_TASK DETAILS_. Wherever a line holds the word "componenti", copy that line out.

_DATASET ENTRIES_.
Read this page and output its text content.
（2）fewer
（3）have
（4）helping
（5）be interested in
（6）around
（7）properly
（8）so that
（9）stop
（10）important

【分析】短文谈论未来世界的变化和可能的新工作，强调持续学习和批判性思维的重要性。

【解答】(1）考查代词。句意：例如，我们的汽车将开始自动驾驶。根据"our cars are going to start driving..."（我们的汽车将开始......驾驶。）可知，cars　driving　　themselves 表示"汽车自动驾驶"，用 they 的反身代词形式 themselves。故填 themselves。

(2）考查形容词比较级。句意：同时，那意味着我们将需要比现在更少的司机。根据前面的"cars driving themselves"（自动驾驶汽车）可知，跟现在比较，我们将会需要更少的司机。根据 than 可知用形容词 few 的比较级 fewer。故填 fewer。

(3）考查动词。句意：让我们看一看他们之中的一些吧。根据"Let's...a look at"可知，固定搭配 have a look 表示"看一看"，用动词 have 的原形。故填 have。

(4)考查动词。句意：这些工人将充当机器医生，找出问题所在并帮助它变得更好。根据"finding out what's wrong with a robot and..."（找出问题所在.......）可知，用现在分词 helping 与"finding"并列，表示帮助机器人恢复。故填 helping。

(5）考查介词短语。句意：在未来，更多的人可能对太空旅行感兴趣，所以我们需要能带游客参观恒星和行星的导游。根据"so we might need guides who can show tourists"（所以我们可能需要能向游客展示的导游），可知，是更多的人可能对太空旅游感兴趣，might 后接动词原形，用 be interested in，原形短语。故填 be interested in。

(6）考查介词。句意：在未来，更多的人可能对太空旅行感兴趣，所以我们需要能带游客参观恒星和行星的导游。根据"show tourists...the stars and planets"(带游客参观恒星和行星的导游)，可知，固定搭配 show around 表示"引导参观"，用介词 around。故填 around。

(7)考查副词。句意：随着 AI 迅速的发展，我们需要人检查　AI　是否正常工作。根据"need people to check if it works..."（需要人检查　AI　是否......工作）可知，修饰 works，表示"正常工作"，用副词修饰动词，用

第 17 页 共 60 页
* * *
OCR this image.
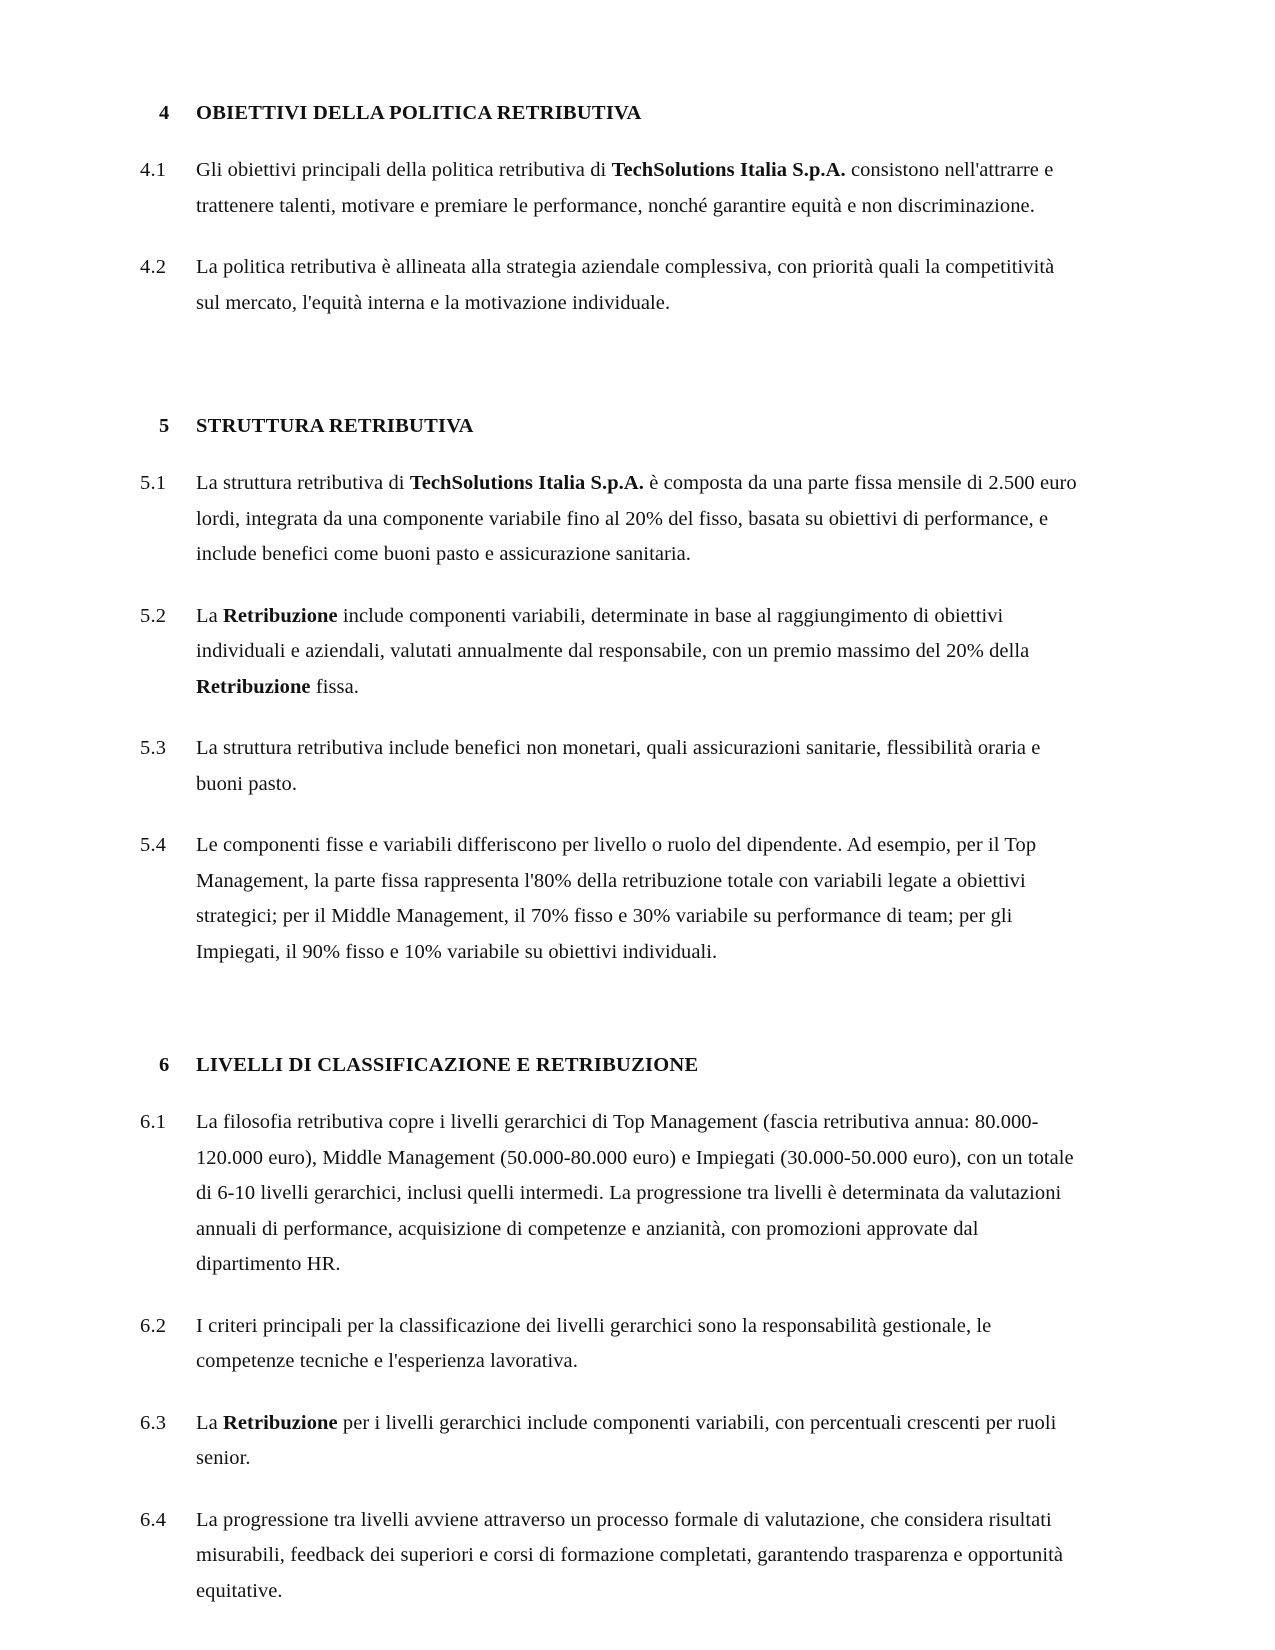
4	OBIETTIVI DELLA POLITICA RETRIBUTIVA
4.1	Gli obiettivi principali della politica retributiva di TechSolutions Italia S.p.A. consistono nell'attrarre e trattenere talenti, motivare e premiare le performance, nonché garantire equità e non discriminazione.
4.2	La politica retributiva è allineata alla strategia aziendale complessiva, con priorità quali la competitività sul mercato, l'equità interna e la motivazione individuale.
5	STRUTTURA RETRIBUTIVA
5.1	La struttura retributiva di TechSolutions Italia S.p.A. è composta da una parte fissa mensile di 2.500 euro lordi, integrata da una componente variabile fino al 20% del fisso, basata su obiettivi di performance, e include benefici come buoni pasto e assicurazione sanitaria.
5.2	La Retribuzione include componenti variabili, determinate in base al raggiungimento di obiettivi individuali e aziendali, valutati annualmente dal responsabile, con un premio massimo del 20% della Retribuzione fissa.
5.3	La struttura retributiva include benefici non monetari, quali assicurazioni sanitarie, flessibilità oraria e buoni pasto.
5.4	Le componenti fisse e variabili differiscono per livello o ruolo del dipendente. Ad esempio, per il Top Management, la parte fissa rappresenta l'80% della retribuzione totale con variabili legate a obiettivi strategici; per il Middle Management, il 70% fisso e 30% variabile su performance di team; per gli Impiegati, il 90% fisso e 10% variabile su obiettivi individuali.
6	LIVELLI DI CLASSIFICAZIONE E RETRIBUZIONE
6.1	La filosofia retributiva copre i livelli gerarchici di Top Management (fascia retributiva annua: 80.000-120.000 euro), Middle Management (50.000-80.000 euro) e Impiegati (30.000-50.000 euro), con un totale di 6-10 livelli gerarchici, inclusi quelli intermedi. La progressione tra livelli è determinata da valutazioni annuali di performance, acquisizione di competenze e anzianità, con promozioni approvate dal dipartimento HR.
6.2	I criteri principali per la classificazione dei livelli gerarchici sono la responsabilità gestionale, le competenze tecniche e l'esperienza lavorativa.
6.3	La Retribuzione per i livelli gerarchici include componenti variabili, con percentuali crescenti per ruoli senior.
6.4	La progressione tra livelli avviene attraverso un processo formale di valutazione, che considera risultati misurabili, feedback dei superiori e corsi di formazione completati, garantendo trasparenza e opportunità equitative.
---
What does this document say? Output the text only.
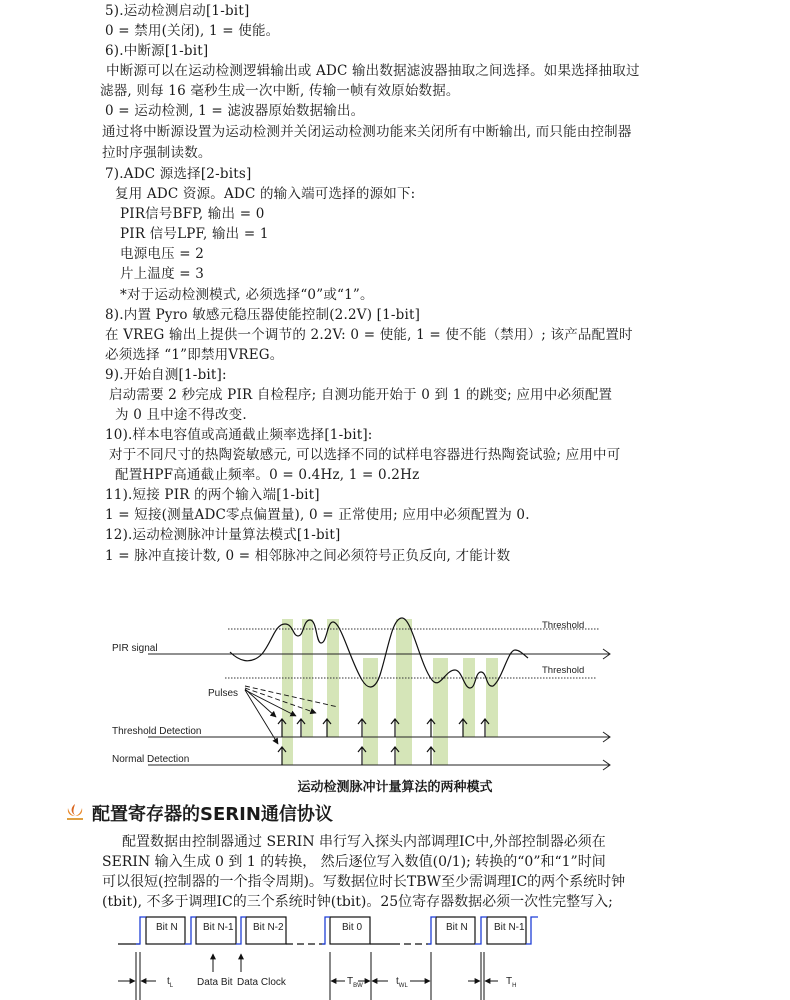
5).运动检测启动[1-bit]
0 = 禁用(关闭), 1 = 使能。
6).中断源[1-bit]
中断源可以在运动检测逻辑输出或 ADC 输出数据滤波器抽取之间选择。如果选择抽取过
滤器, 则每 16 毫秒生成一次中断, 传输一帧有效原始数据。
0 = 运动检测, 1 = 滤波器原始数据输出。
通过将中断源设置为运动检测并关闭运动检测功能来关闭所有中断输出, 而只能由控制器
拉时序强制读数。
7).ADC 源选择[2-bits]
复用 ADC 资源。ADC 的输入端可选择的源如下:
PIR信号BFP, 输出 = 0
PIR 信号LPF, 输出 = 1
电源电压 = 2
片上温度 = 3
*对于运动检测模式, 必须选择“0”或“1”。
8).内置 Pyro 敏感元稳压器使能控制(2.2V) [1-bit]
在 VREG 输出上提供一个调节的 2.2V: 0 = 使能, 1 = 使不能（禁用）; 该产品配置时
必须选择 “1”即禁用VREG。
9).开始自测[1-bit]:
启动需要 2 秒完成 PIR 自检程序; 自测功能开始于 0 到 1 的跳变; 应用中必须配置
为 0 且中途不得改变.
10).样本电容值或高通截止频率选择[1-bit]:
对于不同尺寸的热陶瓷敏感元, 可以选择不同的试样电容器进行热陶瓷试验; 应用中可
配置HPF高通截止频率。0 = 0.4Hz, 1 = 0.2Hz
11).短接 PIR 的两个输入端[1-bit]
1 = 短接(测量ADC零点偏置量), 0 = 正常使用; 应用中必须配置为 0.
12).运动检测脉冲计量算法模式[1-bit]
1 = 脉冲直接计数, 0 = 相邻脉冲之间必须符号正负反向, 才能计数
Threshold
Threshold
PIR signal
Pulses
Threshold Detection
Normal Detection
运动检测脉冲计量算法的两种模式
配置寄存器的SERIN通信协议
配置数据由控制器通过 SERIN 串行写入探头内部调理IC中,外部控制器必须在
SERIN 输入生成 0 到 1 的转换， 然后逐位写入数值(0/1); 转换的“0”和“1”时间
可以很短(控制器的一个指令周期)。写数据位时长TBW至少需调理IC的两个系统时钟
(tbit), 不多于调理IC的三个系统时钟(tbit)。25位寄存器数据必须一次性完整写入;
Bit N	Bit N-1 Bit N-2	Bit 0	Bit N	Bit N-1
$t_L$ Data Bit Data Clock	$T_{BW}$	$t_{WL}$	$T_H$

_FINAL RESULT_.
5.2	La Retribuzione include componenti variabili, determinate in base al raggiungimento di obiettivi individuali e aziendali, valutati annualmente dal responsabile, con un premio massimo del 20% della Retribuzione fissa.
5.4	Le componenti fisse e variabili differiscono per livello o ruolo del dipendente. Ad esempio, per il Top Management, la parte fissa rappresenta l'80% della retribuzione totale con variabili legate a obiettivi strategici; per il Middle Management, il 70% fisso e 30% variabile su performance di team; per gli Impiegati, il 90% fisso e 10% variabile su obiettivi individuali.
6.3	La Retribuzione per i livelli gerarchici include componenti variabili, con percentuali crescenti per ruoli senior.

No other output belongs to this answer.